SHORT EXERCISE: Where a line holds the word "Islamabad", copy that line.
****************
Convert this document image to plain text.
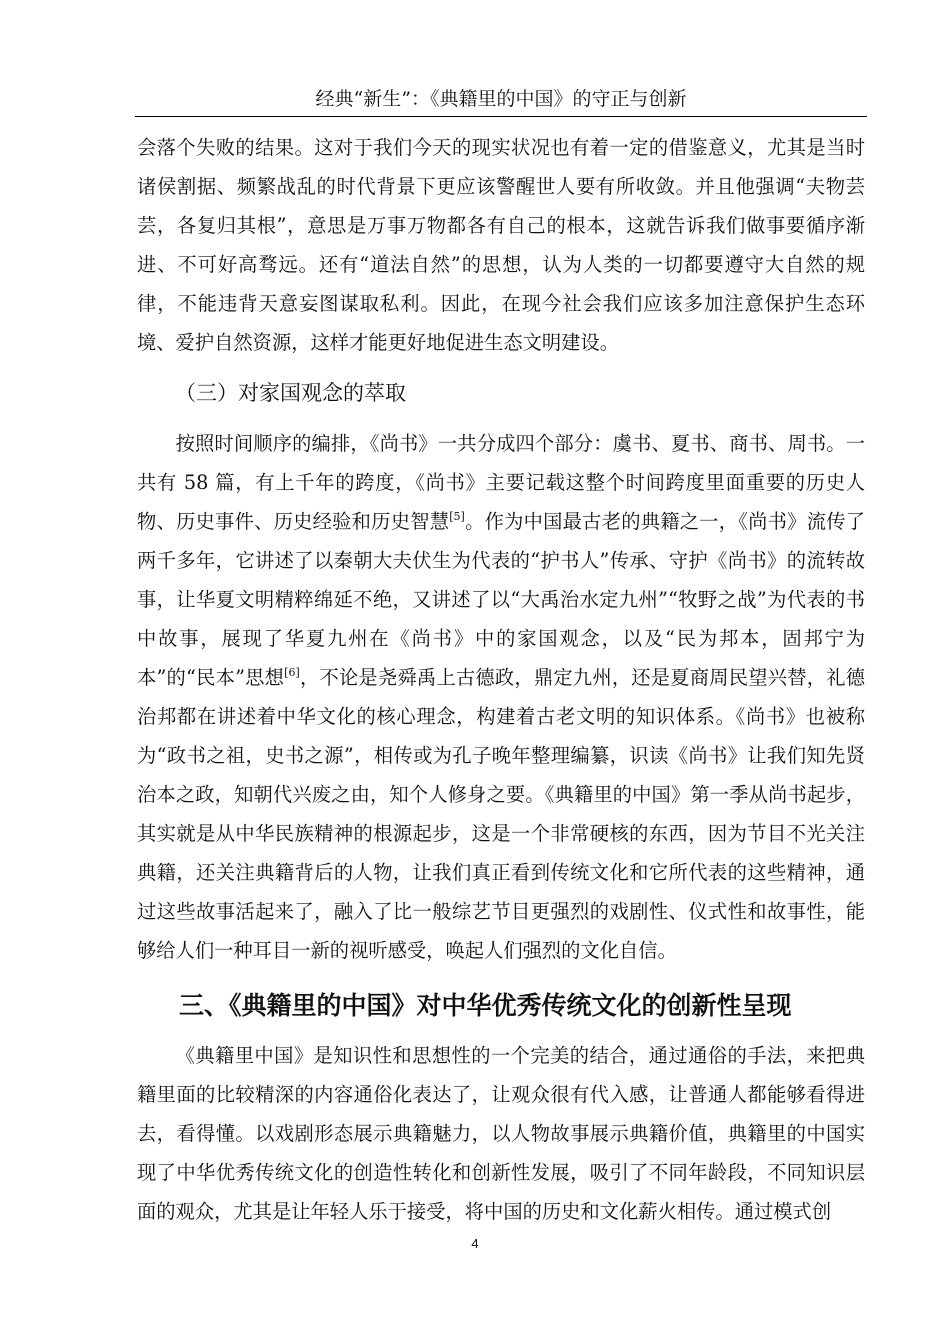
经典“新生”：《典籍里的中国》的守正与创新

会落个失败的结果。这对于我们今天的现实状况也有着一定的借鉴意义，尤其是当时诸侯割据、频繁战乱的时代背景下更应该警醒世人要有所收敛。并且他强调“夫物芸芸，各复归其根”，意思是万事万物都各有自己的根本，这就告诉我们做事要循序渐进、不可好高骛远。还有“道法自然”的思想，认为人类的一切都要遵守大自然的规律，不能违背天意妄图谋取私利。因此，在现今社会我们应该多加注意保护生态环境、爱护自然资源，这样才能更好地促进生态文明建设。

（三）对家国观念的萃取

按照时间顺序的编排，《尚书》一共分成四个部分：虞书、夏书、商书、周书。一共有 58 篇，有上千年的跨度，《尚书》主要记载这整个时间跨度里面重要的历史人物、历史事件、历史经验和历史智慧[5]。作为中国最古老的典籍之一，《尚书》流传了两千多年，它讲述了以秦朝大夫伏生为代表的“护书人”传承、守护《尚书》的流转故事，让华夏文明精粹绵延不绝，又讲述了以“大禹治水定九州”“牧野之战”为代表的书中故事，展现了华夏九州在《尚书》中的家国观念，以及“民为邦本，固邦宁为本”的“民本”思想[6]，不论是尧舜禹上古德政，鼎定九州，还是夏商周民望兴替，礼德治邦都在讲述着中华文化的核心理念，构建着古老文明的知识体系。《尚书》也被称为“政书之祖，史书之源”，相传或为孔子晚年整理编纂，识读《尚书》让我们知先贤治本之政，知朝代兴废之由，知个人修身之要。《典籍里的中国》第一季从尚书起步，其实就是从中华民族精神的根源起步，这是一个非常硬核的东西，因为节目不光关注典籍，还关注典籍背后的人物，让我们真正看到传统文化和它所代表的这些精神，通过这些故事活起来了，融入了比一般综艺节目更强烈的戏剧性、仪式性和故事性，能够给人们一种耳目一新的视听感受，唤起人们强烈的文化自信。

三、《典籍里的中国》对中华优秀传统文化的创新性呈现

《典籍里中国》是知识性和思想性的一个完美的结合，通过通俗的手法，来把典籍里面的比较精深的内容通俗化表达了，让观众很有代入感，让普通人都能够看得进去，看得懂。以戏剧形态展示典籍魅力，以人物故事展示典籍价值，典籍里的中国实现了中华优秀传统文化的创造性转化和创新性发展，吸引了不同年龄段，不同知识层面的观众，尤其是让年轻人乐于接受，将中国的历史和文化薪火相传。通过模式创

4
****************
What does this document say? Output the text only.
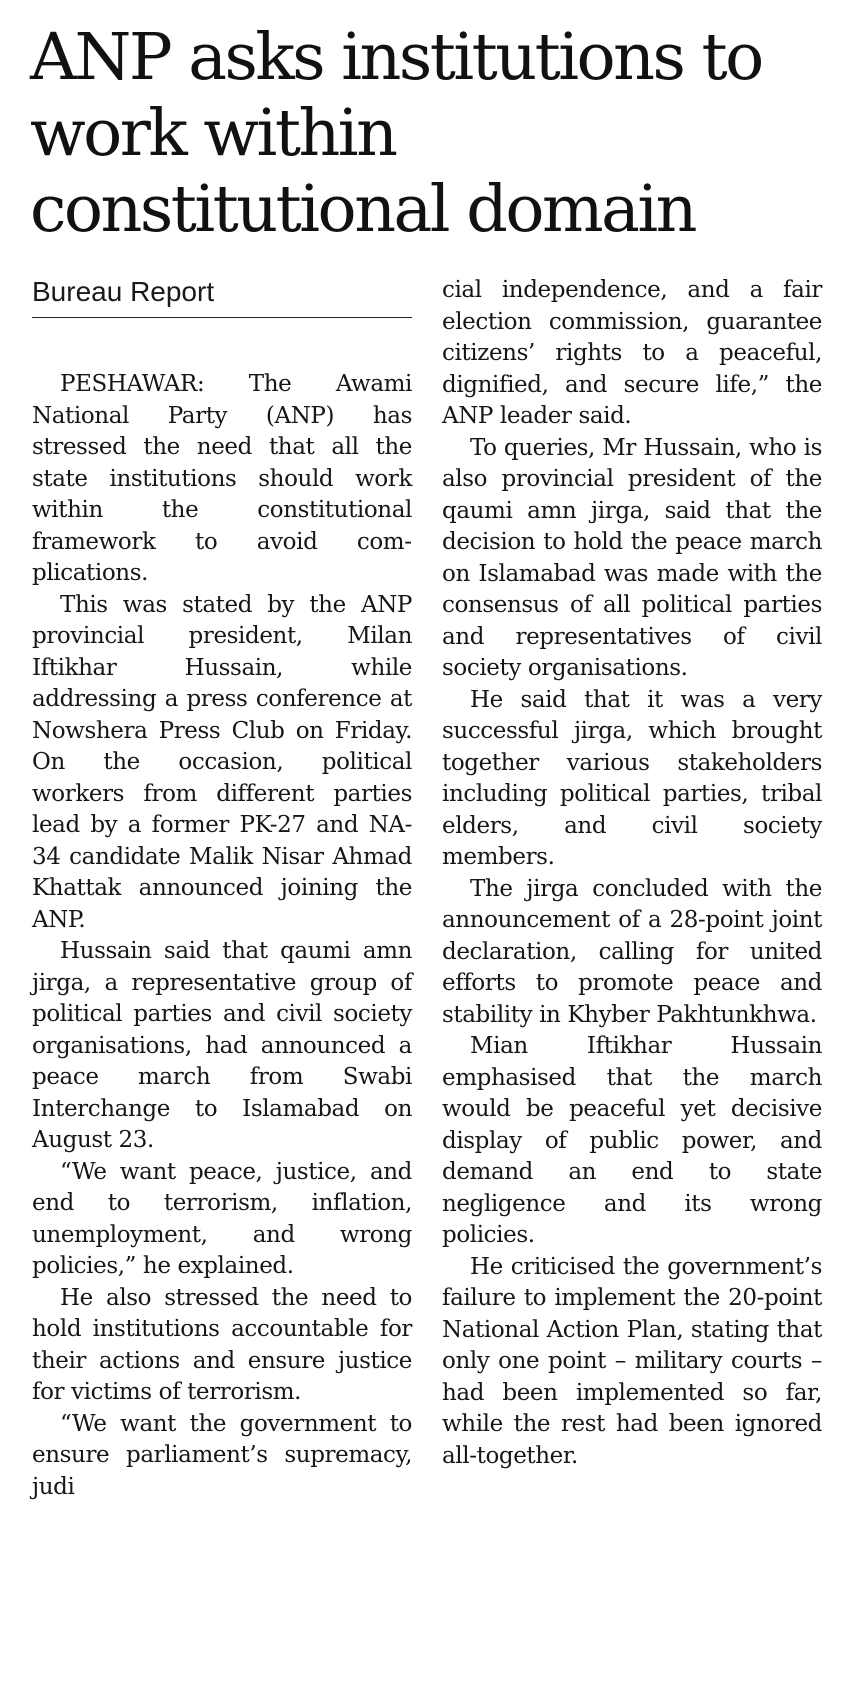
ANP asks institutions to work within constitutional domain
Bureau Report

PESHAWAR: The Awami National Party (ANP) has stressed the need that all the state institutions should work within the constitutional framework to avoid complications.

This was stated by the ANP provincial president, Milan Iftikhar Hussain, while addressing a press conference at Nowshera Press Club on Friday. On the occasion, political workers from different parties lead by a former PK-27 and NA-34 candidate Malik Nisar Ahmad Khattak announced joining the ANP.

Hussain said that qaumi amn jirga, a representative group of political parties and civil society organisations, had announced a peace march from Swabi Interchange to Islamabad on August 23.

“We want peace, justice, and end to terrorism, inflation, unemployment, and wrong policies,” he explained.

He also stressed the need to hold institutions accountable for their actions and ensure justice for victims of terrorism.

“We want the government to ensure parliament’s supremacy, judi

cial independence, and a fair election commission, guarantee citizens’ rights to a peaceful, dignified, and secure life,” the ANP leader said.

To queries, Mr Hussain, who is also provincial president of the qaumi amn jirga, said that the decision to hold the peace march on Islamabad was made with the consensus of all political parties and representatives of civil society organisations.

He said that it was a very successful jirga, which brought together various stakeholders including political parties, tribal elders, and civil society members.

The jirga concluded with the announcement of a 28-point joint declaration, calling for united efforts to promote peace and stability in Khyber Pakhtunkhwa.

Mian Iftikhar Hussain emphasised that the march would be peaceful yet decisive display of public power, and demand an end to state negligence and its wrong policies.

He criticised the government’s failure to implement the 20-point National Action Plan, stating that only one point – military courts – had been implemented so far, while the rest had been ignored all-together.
****************
EXERCISE ANSWER:
Hussain said that qaumi amn jirga, a representative group of political parties and civil society organisations, had announced a peace march from Swabi Interchange to Islamabad on August 23.
To queries, Mr Hussain, who is also provincial president of the qaumi amn jirga, said that the decision to hold the peace march on Islamabad was made with the consensus of all political parties and representatives of civil society organisations.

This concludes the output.